▶ Work to do
Extract every line that contains the string "icon".

▶ Input data
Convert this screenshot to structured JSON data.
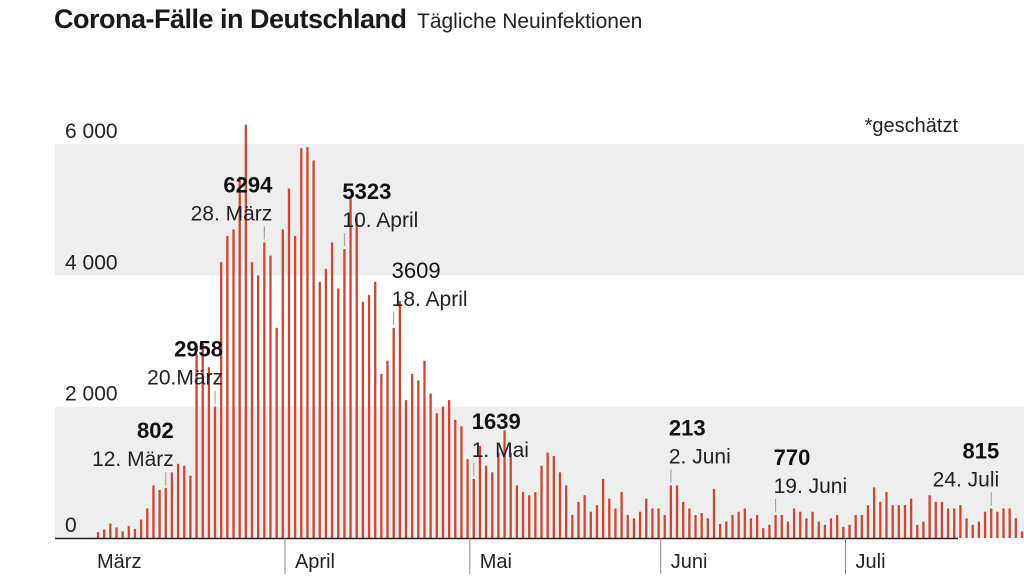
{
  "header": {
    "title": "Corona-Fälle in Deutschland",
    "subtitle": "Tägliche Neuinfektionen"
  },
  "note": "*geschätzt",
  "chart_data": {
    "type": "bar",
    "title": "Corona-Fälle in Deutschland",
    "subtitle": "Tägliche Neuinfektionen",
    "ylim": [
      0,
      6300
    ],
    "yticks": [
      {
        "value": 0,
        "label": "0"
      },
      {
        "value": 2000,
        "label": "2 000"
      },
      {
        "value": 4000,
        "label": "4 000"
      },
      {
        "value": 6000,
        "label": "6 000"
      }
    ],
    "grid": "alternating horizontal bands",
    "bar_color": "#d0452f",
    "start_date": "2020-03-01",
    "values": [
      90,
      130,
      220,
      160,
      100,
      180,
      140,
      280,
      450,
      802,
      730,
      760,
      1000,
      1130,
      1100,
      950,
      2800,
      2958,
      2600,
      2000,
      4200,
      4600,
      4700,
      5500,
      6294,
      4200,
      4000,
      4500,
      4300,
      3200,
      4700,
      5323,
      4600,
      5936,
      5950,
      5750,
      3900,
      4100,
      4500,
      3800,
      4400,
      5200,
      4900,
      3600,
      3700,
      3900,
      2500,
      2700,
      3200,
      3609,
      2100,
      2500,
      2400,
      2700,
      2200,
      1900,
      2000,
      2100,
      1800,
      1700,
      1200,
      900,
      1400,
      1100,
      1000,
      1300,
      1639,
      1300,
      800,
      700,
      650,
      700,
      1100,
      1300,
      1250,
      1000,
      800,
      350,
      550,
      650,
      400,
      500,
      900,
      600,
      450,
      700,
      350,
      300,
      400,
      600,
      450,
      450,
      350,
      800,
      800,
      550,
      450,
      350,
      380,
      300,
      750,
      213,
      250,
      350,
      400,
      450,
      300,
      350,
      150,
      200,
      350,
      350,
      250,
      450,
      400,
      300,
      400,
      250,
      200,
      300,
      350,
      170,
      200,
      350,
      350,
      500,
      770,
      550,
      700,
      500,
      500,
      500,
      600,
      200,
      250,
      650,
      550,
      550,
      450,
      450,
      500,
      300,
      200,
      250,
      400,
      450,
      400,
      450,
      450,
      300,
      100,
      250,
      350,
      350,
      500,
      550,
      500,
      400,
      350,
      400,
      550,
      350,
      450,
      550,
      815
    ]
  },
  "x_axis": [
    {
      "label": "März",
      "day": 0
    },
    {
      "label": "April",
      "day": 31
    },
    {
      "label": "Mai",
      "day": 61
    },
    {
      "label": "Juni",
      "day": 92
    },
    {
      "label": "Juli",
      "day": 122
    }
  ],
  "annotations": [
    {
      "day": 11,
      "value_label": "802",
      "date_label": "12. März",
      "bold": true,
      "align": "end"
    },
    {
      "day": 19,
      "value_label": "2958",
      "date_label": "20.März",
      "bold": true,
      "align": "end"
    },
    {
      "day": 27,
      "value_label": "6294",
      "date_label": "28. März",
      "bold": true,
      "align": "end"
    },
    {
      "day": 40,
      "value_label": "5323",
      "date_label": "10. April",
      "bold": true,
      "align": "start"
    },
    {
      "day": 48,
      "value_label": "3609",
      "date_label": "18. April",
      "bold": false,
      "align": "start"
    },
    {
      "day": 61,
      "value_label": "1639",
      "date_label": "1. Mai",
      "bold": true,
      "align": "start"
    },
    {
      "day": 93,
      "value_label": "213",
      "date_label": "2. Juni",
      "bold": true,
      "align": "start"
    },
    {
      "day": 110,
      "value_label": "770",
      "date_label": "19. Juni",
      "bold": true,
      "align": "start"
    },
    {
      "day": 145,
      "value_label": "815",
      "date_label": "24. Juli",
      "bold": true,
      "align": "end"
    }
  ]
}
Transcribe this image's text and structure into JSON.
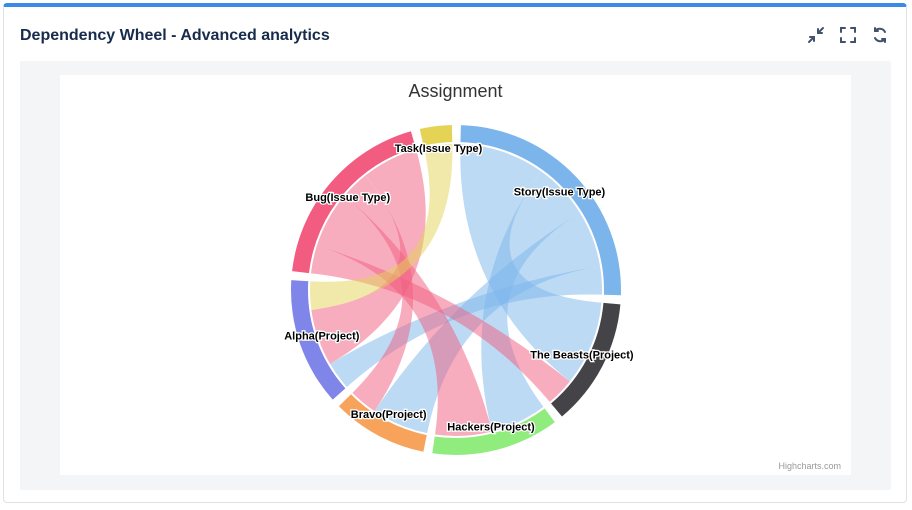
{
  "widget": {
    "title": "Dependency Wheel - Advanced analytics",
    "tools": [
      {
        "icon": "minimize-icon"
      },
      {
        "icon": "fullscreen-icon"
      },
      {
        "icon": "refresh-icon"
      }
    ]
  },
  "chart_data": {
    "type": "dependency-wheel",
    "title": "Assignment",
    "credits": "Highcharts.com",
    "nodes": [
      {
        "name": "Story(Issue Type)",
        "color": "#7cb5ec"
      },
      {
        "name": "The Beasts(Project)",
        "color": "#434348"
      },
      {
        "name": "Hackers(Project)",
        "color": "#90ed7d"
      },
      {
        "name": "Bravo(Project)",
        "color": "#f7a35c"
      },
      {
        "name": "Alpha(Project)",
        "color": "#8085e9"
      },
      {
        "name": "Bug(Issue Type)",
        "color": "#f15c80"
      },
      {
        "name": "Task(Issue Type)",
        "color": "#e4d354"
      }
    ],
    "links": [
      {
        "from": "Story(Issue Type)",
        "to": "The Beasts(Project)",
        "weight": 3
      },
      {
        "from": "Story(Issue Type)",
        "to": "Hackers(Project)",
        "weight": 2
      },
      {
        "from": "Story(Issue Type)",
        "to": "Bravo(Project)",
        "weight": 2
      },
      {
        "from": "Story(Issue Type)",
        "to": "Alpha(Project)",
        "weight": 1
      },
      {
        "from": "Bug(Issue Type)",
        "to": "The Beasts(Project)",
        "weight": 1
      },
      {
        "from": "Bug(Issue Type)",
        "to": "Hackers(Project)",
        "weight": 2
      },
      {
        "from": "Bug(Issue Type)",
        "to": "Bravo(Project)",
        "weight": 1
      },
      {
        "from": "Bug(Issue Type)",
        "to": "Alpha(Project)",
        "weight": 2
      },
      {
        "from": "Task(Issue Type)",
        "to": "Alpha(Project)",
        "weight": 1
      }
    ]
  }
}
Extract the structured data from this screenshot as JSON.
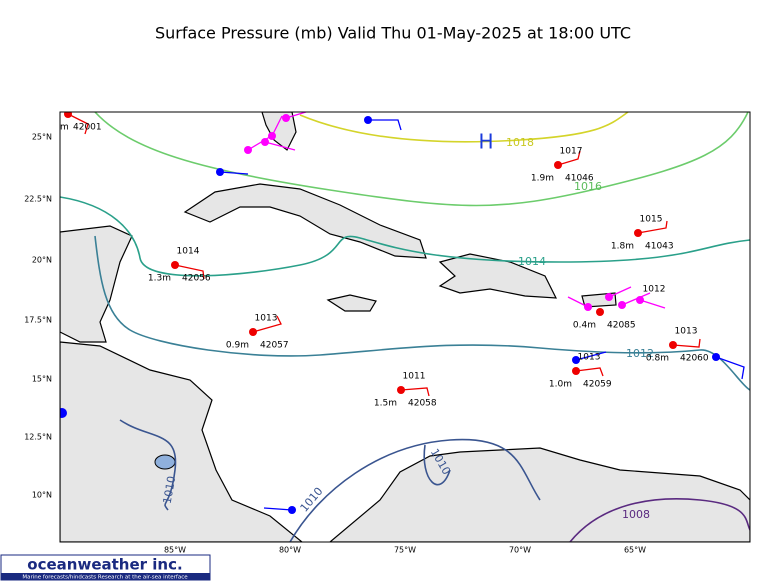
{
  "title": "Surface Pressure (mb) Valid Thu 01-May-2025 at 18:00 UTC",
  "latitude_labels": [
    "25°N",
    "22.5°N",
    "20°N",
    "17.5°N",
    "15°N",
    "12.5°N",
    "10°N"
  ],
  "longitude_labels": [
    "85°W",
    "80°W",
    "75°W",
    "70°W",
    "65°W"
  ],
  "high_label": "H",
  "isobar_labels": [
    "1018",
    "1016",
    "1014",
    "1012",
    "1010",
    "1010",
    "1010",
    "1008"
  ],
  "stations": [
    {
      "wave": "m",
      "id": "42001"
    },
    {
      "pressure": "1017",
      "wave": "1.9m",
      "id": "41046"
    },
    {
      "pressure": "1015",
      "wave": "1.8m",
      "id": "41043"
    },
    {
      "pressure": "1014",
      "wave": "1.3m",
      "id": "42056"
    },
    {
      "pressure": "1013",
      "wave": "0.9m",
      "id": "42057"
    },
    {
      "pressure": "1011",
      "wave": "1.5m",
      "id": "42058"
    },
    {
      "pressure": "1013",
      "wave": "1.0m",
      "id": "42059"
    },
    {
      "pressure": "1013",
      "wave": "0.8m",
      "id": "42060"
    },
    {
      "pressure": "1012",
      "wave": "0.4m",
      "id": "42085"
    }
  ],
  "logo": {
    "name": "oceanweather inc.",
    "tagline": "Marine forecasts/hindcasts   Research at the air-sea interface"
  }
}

▶ Right answer
        "icon": "minimize-icon"
        "icon": "fullscreen-icon"
        "icon": "refresh-icon"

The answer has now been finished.